→ **MATERIAL SHOWN**
:::

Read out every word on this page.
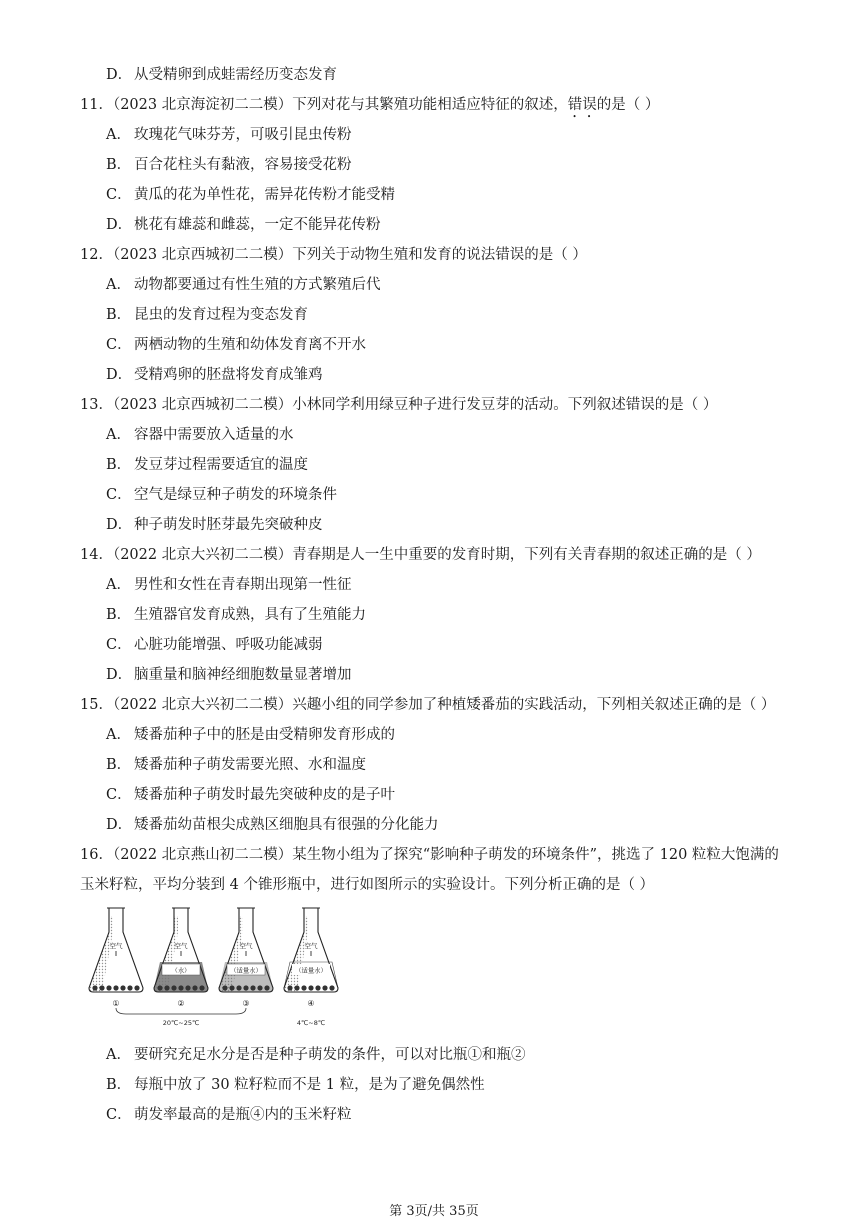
D． 从受精卵到成蛙需经历变态发育
11．（2023 北京海淀初二二模）下列对花与其繁殖功能相适应特征的叙述，错误的是（ ）
A． 玫瑰花气味芬芳，可吸引昆虫传粉
B． 百合花柱头有黏液，容易接受花粉
C． 黄瓜的花为单性花，需异花传粉才能受精
D． 桃花有雄蕊和雌蕊，一定不能异花传粉
12．（2023 北京西城初二二模）下列关于动物生殖和发育的说法错误的是（ ）
A． 动物都要通过有性生殖的方式繁殖后代
B． 昆虫的发育过程为变态发育
C． 两栖动物的生殖和幼体发育离不开水
D． 受精鸡卵的胚盘将发育成雏鸡
13．（2023 北京西城初二二模）小林同学利用绿豆种子进行发豆芽的活动。下列叙述错误的是（ ）
A． 容器中需要放入适量的水
B． 发豆芽过程需要适宜的温度
C． 空气是绿豆种子萌发的环境条件
D． 种子萌发时胚芽最先突破种皮
14．（2022 北京大兴初二二模）青春期是人一生中重要的发育时期，下列有关青春期的叙述正确的是（ ）
A． 男性和女性在青春期出现第一性征
B． 生殖器官发育成熟，具有了生殖能力
C． 心脏功能增强、呼吸功能减弱
D． 脑重量和脑神经细胞数量显著增加
15．（2022 北京大兴初二二模）兴趣小组的同学参加了种植矮番茄的实践活动，下列相关叙述正确的是（ ）
A． 矮番茄种子中的胚是由受精卵发育形成的
B． 矮番茄种子萌发需要光照、水和温度
C． 矮番茄种子萌发时最先突破种皮的是子叶
D． 矮番茄幼苗根尖成熟区细胞具有很强的分化能力
16．（2022 北京燕山初二二模）某生物小组为了探究“影响种子萌发的环境条件”，挑选了 120 粒粒大饱满的
玉米籽粒，平均分装到 4 个锥形瓶中，进行如图所示的实验设计。下列分析正确的是（ ）
空气
①
空气
（水）
②
空气
（适量水）
③
空气
（适量水）
④
20℃~25℃	4℃~8℃
A． 要研究充足水分是否是种子萌发的条件，可以对比瓶①和瓶②
B． 每瓶中放了 30 粒籽粒而不是 1 粒，是为了避免偶然性
C． 萌发率最高的是瓶④内的玉米籽粒
第 3页/共 35页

:::

→ **REQUIREMENT**
Your task is to reproduce all of the material exactly. The pictures stay out.

→ **RESULT**
Read out every word on this page.
D． 从受精卵到成蛙需经历变态发育
11．（2023 北京海淀初二二模）下列对花与其繁殖功能相适应特征的叙述，错误的是（ ）
A． 玫瑰花气味芬芳，可吸引昆虫传粉
B． 百合花柱头有黏液，容易接受花粉
C． 黄瓜的花为单性花，需异花传粉才能受精
D． 桃花有雄蕊和雌蕊，一定不能异花传粉
12．（2023 北京西城初二二模）下列关于动物生殖和发育的说法错误的是（ ）
A． 动物都要通过有性生殖的方式繁殖后代
B． 昆虫的发育过程为变态发育
C． 两栖动物的生殖和幼体发育离不开水
D． 受精鸡卵的胚盘将发育成雏鸡
13．（2023 北京西城初二二模）小林同学利用绿豆种子进行发豆芽的活动。下列叙述错误的是（ ）
A． 容器中需要放入适量的水
B． 发豆芽过程需要适宜的温度
C． 空气是绿豆种子萌发的环境条件
D． 种子萌发时胚芽最先突破种皮
14．（2022 北京大兴初二二模）青春期是人一生中重要的发育时期，下列有关青春期的叙述正确的是（ ）
A． 男性和女性在青春期出现第一性征
B． 生殖器官发育成熟，具有了生殖能力
C． 心脏功能增强、呼吸功能减弱
D． 脑重量和脑神经细胞数量显著增加
15．（2022 北京大兴初二二模）兴趣小组的同学参加了种植矮番茄的实践活动，下列相关叙述正确的是（ ）
A． 矮番茄种子中的胚是由受精卵发育形成的
B． 矮番茄种子萌发需要光照、水和温度
C． 矮番茄种子萌发时最先突破种皮的是子叶
D． 矮番茄幼苗根尖成熟区细胞具有很强的分化能力
16．（2022 北京燕山初二二模）某生物小组为了探究“影响种子萌发的环境条件”，挑选了 120 粒粒大饱满的
玉米籽粒，平均分装到 4 个锥形瓶中，进行如图所示的实验设计。下列分析正确的是（ ）
空气
①
空气
（水）
②
空气
（适量水）
③
空气
（适量水）
④
20℃~25℃	4℃~8℃
A． 要研究充足水分是否是种子萌发的条件，可以对比瓶①和瓶②
B． 每瓶中放了 30 粒籽粒而不是 1 粒，是为了避免偶然性
C． 萌发率最高的是瓶④内的玉米籽粒
第 3页/共 35页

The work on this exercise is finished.